Data items:
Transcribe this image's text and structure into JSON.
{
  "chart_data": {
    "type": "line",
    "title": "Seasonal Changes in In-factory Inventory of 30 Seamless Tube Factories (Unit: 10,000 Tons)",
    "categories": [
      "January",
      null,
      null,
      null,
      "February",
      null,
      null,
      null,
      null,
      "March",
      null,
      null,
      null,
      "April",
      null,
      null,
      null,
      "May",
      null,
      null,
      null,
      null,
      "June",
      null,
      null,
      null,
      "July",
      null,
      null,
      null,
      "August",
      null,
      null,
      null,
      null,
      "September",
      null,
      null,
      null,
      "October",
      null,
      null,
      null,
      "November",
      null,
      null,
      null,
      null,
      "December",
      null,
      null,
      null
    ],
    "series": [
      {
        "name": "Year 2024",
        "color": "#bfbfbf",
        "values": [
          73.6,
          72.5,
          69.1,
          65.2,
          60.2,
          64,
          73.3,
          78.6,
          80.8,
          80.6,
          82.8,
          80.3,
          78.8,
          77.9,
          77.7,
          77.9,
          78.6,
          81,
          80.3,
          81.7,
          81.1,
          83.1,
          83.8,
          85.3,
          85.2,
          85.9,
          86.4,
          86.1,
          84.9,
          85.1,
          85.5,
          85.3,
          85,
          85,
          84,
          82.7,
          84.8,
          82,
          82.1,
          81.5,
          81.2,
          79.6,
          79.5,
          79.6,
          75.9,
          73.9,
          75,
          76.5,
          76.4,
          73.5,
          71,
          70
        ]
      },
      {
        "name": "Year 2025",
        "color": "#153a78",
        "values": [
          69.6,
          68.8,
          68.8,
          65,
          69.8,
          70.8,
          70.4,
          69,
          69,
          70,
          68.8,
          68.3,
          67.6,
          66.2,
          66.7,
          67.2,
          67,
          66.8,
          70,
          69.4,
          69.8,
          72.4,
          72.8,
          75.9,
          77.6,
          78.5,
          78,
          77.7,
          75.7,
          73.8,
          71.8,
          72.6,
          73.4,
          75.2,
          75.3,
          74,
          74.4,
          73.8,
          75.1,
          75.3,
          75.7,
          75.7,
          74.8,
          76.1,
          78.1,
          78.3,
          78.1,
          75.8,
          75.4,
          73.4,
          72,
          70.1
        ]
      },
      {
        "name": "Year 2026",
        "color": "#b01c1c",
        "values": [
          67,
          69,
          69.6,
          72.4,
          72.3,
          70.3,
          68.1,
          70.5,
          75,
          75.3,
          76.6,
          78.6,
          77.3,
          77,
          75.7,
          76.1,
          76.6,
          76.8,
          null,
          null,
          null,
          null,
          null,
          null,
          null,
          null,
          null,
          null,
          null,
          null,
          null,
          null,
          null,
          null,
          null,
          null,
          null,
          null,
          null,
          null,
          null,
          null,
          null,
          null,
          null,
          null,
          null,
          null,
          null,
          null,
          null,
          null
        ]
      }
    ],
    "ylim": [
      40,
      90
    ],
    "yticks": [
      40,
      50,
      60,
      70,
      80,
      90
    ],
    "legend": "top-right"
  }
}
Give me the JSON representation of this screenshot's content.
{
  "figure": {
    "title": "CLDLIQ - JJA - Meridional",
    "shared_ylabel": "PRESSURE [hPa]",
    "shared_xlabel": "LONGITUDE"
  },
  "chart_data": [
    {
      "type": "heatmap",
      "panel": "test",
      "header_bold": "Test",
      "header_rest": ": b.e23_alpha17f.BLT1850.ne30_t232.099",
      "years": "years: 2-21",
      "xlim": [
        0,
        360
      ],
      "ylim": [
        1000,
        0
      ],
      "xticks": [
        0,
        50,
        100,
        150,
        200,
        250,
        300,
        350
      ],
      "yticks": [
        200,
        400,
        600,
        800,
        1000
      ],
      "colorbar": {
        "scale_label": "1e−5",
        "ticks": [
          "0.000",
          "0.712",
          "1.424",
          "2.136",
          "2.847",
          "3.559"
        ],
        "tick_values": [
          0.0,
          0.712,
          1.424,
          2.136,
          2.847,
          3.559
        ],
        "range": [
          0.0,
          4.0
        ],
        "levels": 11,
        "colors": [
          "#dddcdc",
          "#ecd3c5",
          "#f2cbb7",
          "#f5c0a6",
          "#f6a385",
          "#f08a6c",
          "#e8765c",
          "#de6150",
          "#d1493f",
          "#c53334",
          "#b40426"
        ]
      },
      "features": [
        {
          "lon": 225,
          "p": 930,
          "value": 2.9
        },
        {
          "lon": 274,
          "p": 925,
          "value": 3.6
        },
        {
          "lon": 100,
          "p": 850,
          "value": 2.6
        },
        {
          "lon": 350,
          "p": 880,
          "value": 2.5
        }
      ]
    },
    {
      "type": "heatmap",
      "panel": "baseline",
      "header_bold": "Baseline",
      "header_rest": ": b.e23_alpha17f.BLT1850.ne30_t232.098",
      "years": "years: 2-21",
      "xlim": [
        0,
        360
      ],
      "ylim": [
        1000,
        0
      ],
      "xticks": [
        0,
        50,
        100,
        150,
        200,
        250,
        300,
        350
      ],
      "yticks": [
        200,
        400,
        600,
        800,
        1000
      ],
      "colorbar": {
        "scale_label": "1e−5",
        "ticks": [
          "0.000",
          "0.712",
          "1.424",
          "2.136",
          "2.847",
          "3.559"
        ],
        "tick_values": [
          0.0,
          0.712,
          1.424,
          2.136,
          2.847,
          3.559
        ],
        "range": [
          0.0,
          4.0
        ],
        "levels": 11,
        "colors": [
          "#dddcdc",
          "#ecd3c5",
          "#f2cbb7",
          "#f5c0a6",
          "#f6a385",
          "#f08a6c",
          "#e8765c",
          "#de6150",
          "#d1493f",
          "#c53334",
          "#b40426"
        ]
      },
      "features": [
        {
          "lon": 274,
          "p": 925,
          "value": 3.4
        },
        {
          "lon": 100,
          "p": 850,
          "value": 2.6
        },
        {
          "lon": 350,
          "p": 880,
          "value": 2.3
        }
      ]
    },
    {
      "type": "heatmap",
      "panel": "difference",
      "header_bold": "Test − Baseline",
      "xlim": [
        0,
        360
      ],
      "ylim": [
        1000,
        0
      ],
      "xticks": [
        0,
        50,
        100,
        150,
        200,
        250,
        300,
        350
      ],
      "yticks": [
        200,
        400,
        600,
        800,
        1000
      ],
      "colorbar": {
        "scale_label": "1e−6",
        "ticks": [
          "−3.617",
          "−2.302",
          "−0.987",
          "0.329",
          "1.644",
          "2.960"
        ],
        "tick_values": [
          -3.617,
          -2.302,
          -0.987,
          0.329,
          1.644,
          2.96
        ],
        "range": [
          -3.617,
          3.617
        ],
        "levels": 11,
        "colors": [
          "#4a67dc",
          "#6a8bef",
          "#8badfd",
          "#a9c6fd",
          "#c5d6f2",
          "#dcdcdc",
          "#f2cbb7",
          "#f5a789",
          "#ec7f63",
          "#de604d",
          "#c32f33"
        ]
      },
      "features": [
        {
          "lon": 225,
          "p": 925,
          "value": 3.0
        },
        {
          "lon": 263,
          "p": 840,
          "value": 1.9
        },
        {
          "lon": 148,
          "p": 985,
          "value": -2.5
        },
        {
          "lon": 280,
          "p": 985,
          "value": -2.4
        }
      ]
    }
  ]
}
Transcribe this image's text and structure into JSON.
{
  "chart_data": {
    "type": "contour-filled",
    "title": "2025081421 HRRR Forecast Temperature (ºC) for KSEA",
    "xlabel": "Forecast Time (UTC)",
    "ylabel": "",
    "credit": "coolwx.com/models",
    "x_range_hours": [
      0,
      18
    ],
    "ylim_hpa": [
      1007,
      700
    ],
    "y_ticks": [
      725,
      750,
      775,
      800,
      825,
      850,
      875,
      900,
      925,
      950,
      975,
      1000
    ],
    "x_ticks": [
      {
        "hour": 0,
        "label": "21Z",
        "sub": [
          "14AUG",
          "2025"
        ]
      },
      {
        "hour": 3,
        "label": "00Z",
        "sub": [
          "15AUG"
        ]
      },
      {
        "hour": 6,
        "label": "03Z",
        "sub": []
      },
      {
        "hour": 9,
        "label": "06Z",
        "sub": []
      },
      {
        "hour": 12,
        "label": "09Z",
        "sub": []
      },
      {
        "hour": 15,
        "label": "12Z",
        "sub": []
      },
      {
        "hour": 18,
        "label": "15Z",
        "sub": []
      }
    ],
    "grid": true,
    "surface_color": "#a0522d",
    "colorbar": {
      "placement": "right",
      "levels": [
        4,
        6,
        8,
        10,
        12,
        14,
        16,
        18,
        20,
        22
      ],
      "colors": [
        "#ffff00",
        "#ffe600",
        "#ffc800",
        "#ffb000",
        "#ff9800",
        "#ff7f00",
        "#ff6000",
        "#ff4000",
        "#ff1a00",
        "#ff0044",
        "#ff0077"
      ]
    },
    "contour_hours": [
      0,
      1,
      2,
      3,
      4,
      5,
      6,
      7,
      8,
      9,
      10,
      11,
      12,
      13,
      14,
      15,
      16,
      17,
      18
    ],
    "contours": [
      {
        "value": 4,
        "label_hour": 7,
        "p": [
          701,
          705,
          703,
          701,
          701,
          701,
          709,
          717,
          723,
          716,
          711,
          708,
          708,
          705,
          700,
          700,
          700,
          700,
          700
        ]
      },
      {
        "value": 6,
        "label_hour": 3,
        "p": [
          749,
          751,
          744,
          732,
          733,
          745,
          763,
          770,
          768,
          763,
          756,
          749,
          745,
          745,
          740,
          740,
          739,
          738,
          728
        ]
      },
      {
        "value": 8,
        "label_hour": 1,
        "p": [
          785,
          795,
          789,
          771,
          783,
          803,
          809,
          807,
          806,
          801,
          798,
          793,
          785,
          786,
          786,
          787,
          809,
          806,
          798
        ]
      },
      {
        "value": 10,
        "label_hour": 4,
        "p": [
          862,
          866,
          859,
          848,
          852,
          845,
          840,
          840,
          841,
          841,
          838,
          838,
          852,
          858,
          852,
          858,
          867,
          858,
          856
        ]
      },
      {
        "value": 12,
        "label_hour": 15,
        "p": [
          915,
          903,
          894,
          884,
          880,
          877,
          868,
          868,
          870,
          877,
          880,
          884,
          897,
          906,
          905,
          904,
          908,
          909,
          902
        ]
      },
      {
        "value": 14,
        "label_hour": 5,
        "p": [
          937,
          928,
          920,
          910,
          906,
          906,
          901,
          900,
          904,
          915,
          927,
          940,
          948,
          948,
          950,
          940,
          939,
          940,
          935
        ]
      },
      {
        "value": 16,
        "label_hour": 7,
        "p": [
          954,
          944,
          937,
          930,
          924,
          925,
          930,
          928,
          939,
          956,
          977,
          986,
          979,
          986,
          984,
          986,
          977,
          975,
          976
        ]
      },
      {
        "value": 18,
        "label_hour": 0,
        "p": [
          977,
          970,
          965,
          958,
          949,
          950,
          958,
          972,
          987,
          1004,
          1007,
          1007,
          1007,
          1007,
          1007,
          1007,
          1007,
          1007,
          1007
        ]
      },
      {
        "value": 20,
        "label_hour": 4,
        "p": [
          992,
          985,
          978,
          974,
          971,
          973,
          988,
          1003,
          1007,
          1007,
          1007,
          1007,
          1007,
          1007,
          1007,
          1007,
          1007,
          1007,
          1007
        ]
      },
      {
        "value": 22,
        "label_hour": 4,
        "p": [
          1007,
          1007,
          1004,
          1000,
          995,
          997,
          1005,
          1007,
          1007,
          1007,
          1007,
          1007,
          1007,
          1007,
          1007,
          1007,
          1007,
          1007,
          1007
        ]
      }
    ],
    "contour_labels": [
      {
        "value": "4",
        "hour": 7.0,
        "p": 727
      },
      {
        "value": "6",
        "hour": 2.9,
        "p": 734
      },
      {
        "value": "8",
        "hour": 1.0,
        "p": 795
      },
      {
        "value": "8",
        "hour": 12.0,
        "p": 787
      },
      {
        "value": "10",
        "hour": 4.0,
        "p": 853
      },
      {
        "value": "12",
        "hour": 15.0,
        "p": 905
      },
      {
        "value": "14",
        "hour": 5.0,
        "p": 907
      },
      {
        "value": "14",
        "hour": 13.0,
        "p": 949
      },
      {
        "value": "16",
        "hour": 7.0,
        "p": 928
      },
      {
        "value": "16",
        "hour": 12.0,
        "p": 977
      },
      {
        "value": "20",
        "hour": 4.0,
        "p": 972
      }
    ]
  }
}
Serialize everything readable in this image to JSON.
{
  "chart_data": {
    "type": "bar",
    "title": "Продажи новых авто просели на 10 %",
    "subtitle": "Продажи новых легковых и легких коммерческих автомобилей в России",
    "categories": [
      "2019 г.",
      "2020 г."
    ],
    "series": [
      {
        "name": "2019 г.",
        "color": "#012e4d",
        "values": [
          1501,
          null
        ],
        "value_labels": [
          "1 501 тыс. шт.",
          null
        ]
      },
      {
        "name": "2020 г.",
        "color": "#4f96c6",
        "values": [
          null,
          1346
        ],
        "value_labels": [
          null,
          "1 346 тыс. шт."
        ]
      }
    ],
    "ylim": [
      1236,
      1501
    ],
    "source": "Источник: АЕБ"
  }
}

WHAT NEEDS TO BE DONE
Reply with nothing but the number of lines in the data above that contain "JSON".

FINISHED ANSWER
4